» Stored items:
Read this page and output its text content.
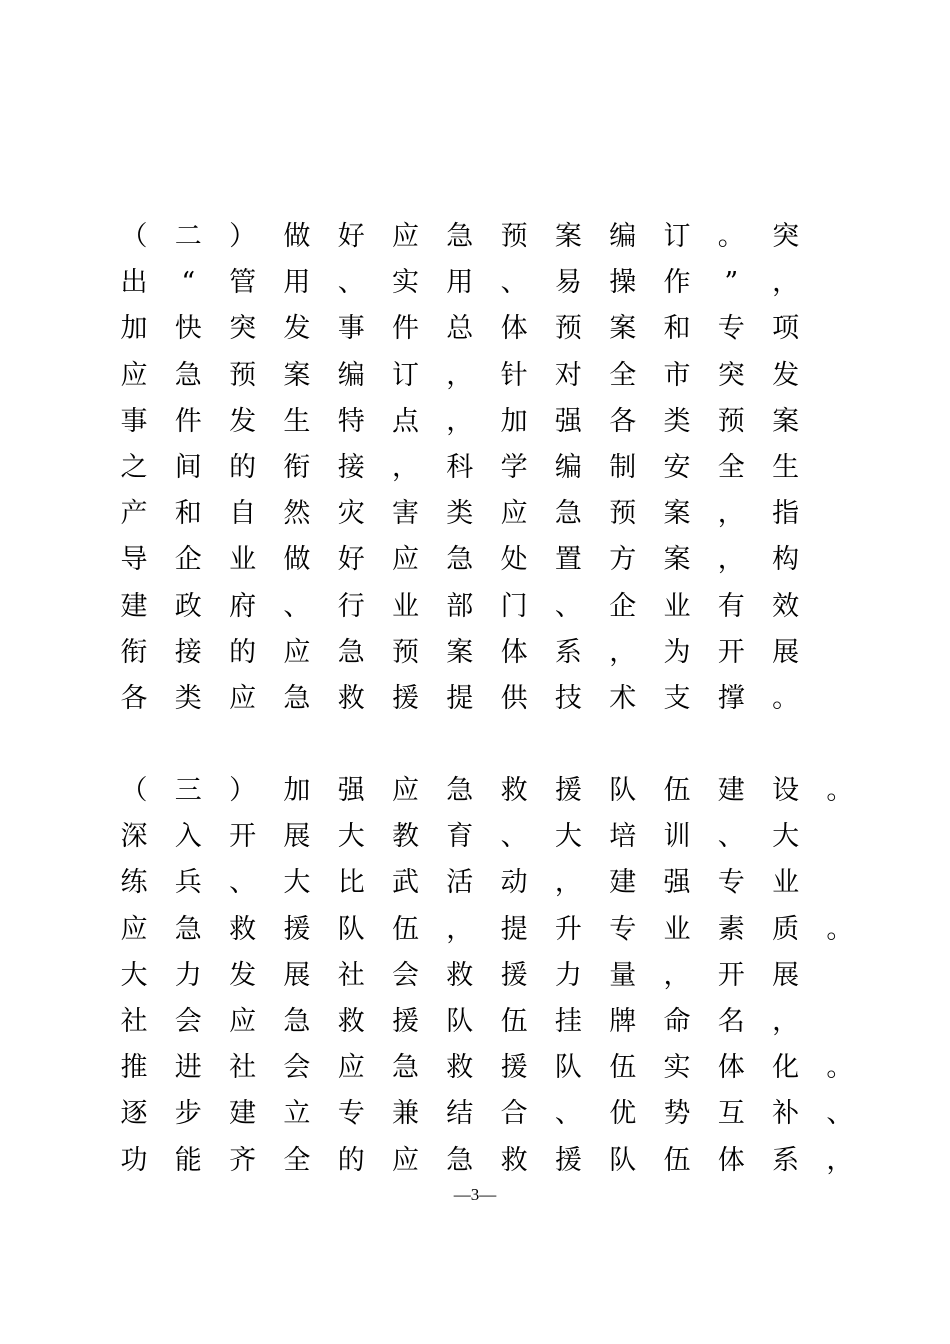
（	二	）	做	好	应	急	预	案	编	订	。	突
出	“	管	用	、	实	用	、	易	操	作	”	，
加	快	突	发	事	件	总	体	预	案	和	专	项
应	急	预	案	编	订	，	针	对	全	市	突	发
事	件	发	生	特	点	，	加	强	各	类	预	案
之	间	的	衔	接	，	科	学	编	制	安	全	生
产	和	自	然	灾	害	类	应	急	预	案	，	指
导	企	业	做	好	应	急	处	置	方	案	，	构
建	政	府	、	行	业	部	门	、	企	业	有	效
衔	接	的	应	急	预	案	体	系	，	为	开	展
各	类	应	急	救	援	提	供	技	术	支	撑	。
（	三	）	加	强	应	急	救	援	队	伍	建	设	。
深	入	开	展	大	教	育	、	大	培	训	、	大
练	兵	、	大	比	武	活	动	，	建	强	专	业
应	急	救	援	队	伍	，	提	升	专	业	素	质	。
大	力	发	展	社	会	救	援	力	量	，	开	展
社	会	应	急	救	援	队	伍	挂	牌	命	名	，
推	进	社	会	应	急	救	援	队	伍	实	体	化	。
逐	步	建	立	专	兼	结	合	、	优	势	互	补	、
功	能	齐	全	的	应	急	救	援	队	伍	体	系	，
—3—
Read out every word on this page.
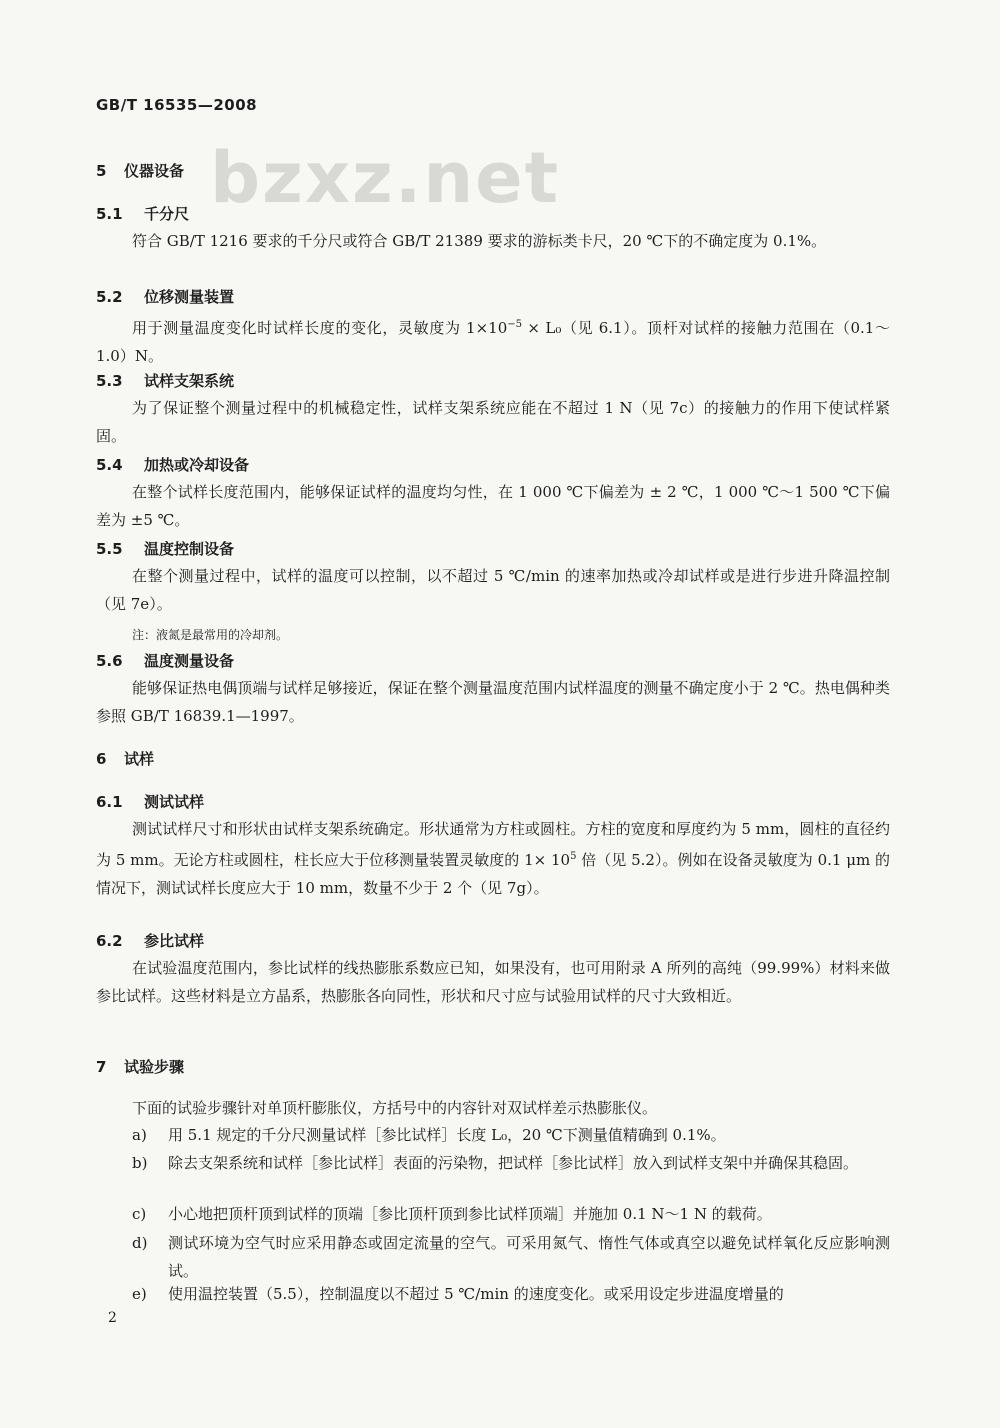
GB/T 16535—2008
bzxz.net
5 仪器设备
5.1 千分尺
符合 GB/T 1216 要求的千分尺或符合 GB/T 21389 要求的游标类卡尺，20 ℃下的不确定度为 0.1%。
5.2 位移测量装置
用于测量温度变化时试样长度的变化，灵敏度为 $1\times 10^{-5} \times L_0$（见 6.1）。顶杆对试样的接触力范围在（0.1～1.0）N。
5.3 试样支架系统
为了保证整个测量过程中的机械稳定性，试样支架系统应能在不超过 1 N（见 7c）的接触力的作用下使试样紧固。
5.4 加热或冷却设备
在整个试样长度范围内，能够保证试样的温度均匀性，在 1 000 ℃下偏差为 ± 2 ℃，1 000 ℃～1 500 ℃下偏差为 ±5 ℃。
5.5 温度控制设备
在整个测量过程中，试样的温度可以控制，以不超过 5 ℃/min 的速率加热或冷却试样或是进行步进升降温控制（见 7e）。
注：液氮是最常用的冷却剂。
5.6 温度测量设备
能够保证热电偶顶端与试样足够接近，保证在整个测量温度范围内试样温度的测量不确定度小于 2 ℃。热电偶种类参照 GB/T 16839.1—1997。
6 试样
6.1 测试试样
测试试样尺寸和形状由试样支架系统确定。形状通常为方柱或圆柱。方柱的宽度和厚度约为 5 mm，圆柱的直径约为 5 mm。无论方柱或圆柱，柱长应大于位移测量装置灵敏度的 $1\times 10^5$ 倍（见 5.2）。例如在设备灵敏度为 0.1 μm 的情况下，测试试样长度应大于 10 mm，数量不少于 2 个（见 7g）。
6.2 参比试样
在试验温度范围内，参比试样的线热膨胀系数应已知，如果没有，也可用附录 A 所列的高纯（99.99%）材料来做参比试样。这些材料是立方晶系，热膨胀各向同性，形状和尺寸应与试验用试样的尺寸大致相近。
7 试验步骤
下面的试验步骤针对单顶杆膨胀仪，方括号中的内容针对双试样差示热膨胀仪。
a)	用 5.1 规定的千分尺测量试样［参比试样］长度 L₀，20 ℃下测量值精确到 0.1%。
b)	除去支架系统和试样［参比试样］表面的污染物，把试样［参比试样］放入到试样支架中并确保其稳固。
c)	小心地把顶杆顶到试样的顶端［参比顶杆顶到参比试样顶端］并施加 0.1 N～1 N 的载荷。
d)	测试环境为空气时应采用静态或固定流量的空气。可采用氮气、惰性气体或真空以避免试样氧化反应影响测试。
e)	使用温控装置（5.5），控制温度以不超过 5 ℃/min 的速度变化。或采用设定步进温度增量的
2
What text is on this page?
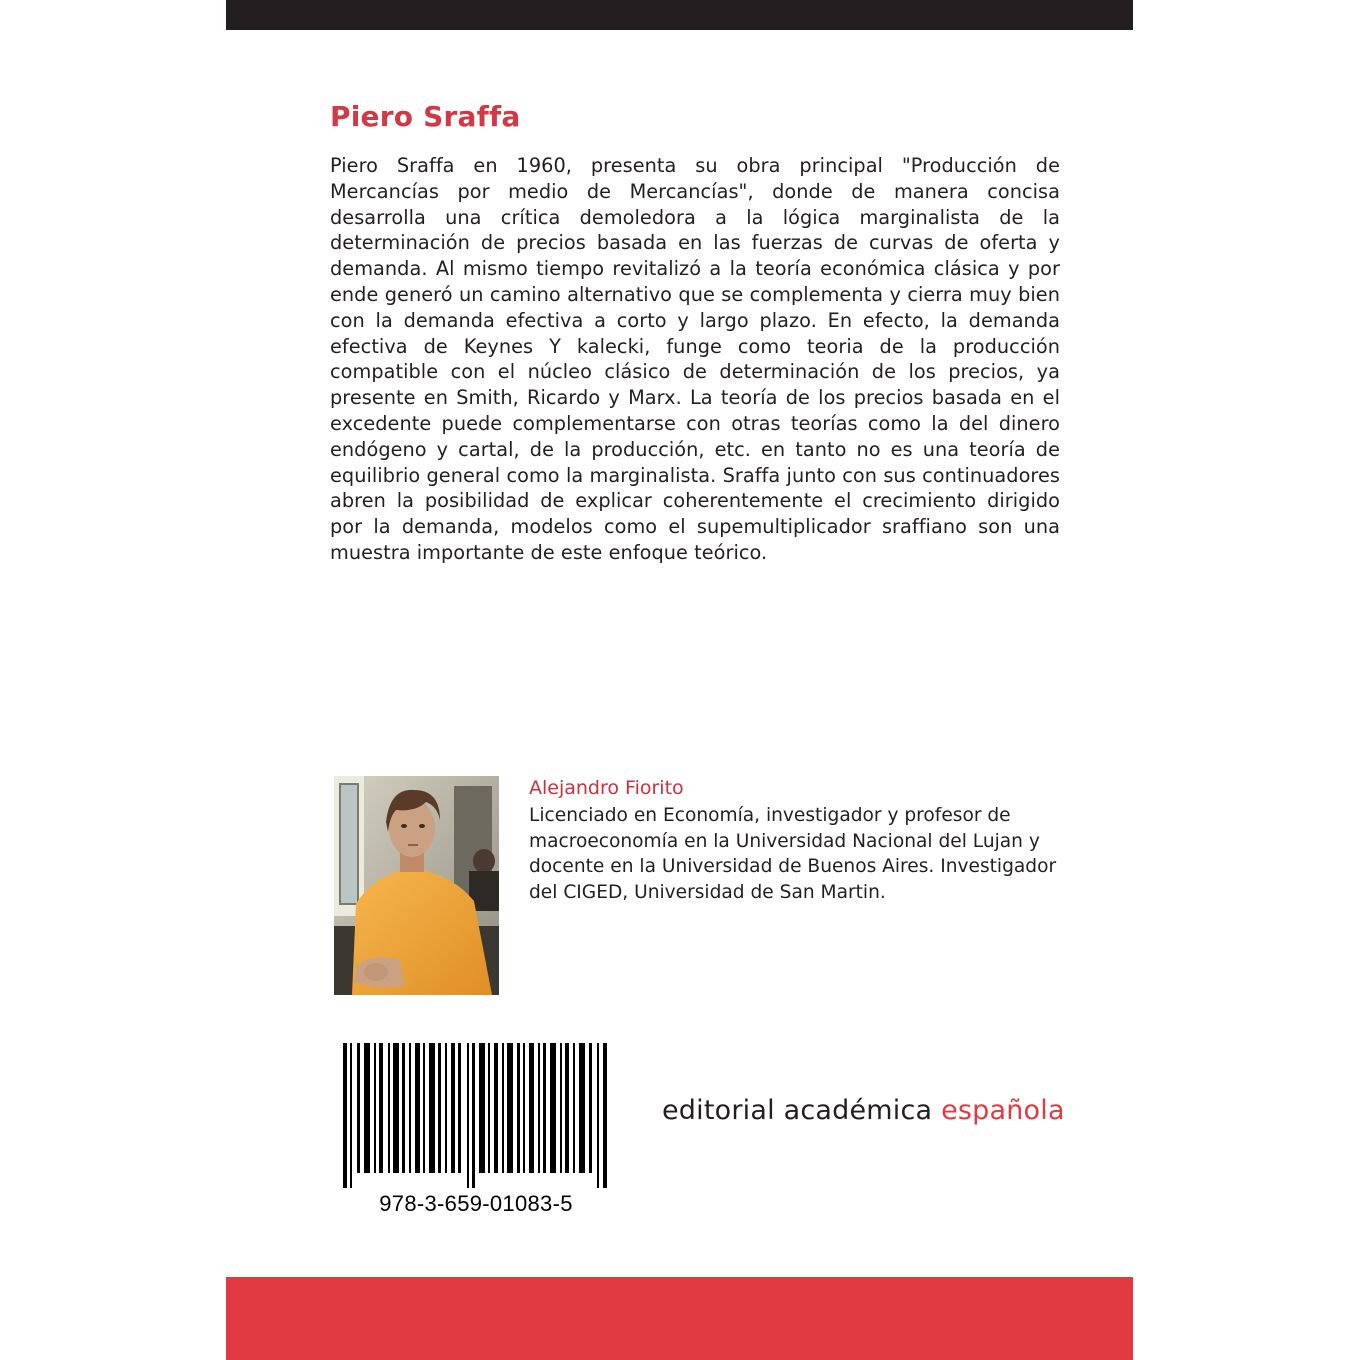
Piero Sraffa

Piero Sraffa en 1960, presenta su obra principal "Producción de Mercancías por medio de Mercancías", donde de manera concisa desarrolla una crítica demoledora a la lógica marginalista de la determinación de precios basada en las fuerzas de curvas de oferta y demanda. Al mismo tiempo revitalizó a la teoría económica clásica y por ende generó un camino alternativo que se complementa y cierra muy bien con la demanda efectiva a corto y largo plazo. En efecto, la demanda efectiva de Keynes Y kalecki, funge como teoria de la producción compatible con el núcleo clásico de determinación de los precios, ya presente en Smith, Ricardo y Marx. La teoría de los precios basada en el excedente puede complementarse con otras teorías como la del dinero endógeno y cartal, de la producción, etc. en tanto no es una teoría de equilibrio general como la marginalista. Sraffa junto con sus continuadores abren la posibilidad de explicar coherentemente el crecimiento dirigido por la demanda, modelos como el supemultiplicador sraffiano son una muestra importante de este enfoque teórico.

Alejandro Fiorito

Licenciado en Economía, investigador y profesor de macroeconomía en la Universidad Nacional del Lujan y docente en la Universidad de Buenos Aires. Investigador del CIGED, Universidad de San Martin.

978-3-659-01083-5

editorial académica española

» Aim of the task:
Repeat the records above exactly, leaving out the pictures.

» Response to this task:
Read this page and output its text content.
（	二	）	做	好	应	急	预	案	编	订	。	突
出	“	管	用	、	实	用	、	易	操	作	”	，
加	快	突	发	事	件	总	体	预	案	和	专	项
应	急	预	案	编	订	，	针	对	全	市	突	发
事	件	发	生	特	点	，	加	强	各	类	预	案
之	间	的	衔	接	，	科	学	编	制	安	全	生
产	和	自	然	灾	害	类	应	急	预	案	，	指
导	企	业	做	好	应	急	处	置	方	案	，	构
建	政	府	、	行	业	部	门	、	企	业	有	效
衔	接	的	应	急	预	案	体	系	，	为	开	展
各	类	应	急	救	援	提	供	技	术	支	撑	。
（	三	）	加	强	应	急	救	援	队	伍	建	设	。
深	入	开	展	大	教	育	、	大	培	训	、	大
练	兵	、	大	比	武	活	动	，	建	强	专	业
应	急	救	援	队	伍	，	提	升	专	业	素	质	。
大	力	发	展	社	会	救	援	力	量	，	开	展
社	会	应	急	救	援	队	伍	挂	牌	命	名	，
推	进	社	会	应	急	救	援	队	伍	实	体	化	。
逐	步	建	立	专	兼	结	合	、	优	势	互	补	、
功	能	齐	全	的	应	急	救	援	队	伍	体	系	，
—3—
Read out every word on this page.
GB/T 16535—2008
bzxz.net
5 仪器设备
5.1 千分尺
符合 GB/T 1216 要求的千分尺或符合 GB/T 21389 要求的游标类卡尺，20 ℃下的不确定度为 0.1%。
5.2 位移测量装置
用于测量温度变化时试样长度的变化，灵敏度为 $1\times 10^{-5} \times L_0$（见 6.1）。顶杆对试样的接触力范围在（0.1～1.0）N。
5.3 试样支架系统
为了保证整个测量过程中的机械稳定性，试样支架系统应能在不超过 1 N（见 7c）的接触力的作用下使试样紧固。
5.4 加热或冷却设备
在整个试样长度范围内，能够保证试样的温度均匀性，在 1 000 ℃下偏差为 ± 2 ℃，1 000 ℃～1 500 ℃下偏差为 ±5 ℃。
5.5 温度控制设备
在整个测量过程中，试样的温度可以控制，以不超过 5 ℃/min 的速率加热或冷却试样或是进行步进升降温控制（见 7e）。
注：液氮是最常用的冷却剂。
5.6 温度测量设备
能够保证热电偶顶端与试样足够接近，保证在整个测量温度范围内试样温度的测量不确定度小于 2 ℃。热电偶种类参照 GB/T 16839.1—1997。
6 试样
6.1 测试试样
测试试样尺寸和形状由试样支架系统确定。形状通常为方柱或圆柱。方柱的宽度和厚度约为 5 mm，圆柱的直径约为 5 mm。无论方柱或圆柱，柱长应大于位移测量装置灵敏度的 $1\times 10^5$ 倍（见 5.2）。例如在设备灵敏度为 0.1 μm 的情况下，测试试样长度应大于 10 mm，数量不少于 2 个（见 7g）。
6.2 参比试样
在试验温度范围内，参比试样的线热膨胀系数应已知，如果没有，也可用附录 A 所列的高纯（99.99%）材料来做参比试样。这些材料是立方晶系，热膨胀各向同性，形状和尺寸应与试验用试样的尺寸大致相近。
7 试验步骤
下面的试验步骤针对单顶杆膨胀仪，方括号中的内容针对双试样差示热膨胀仪。
a)	用 5.1 规定的千分尺测量试样［参比试样］长度 L₀，20 ℃下测量值精确到 0.1%。
b)	除去支架系统和试样［参比试样］表面的污染物，把试样［参比试样］放入到试样支架中并确保其稳固。
c)	小心地把顶杆顶到试样的顶端［参比顶杆顶到参比试样顶端］并施加 0.1 N～1 N 的载荷。
d)	测试环境为空气时应采用静态或固定流量的空气。可采用氮气、惰性气体或真空以避免试样氧化反应影响测试。
e)	使用温控装置（5.5），控制温度以不超过 5 ℃/min 的速度变化。或采用设定步进温度增量的
2
What text is on this page?
Piero Sraffa

Piero Sraffa en 1960, presenta su obra principal "Producción de Mercancías por medio de Mercancías", donde de manera concisa desarrolla una crítica demoledora a la lógica marginalista de la determinación de precios basada en las fuerzas de curvas de oferta y demanda. Al mismo tiempo revitalizó a la teoría económica clásica y por ende generó un camino alternativo que se complementa y cierra muy bien con la demanda efectiva a corto y largo plazo. En efecto, la demanda efectiva de Keynes Y kalecki, funge como teoria de la producción compatible con el núcleo clásico de determinación de los precios, ya presente en Smith, Ricardo y Marx. La teoría de los precios basada en el excedente puede complementarse con otras teorías como la del dinero endógeno y cartal, de la producción, etc. en tanto no es una teoría de equilibrio general como la marginalista. Sraffa junto con sus continuadores abren la posibilidad de explicar coherentemente el crecimiento dirigido por la demanda, modelos como el supemultiplicador sraffiano son una muestra importante de este enfoque teórico.

Alejandro Fiorito

Licenciado en Economía, investigador y profesor de macroeconomía en la Universidad Nacional del Lujan y docente en la Universidad de Buenos Aires. Investigador del CIGED, Universidad de San Martin.

978-3-659-01083-5

editorial académica española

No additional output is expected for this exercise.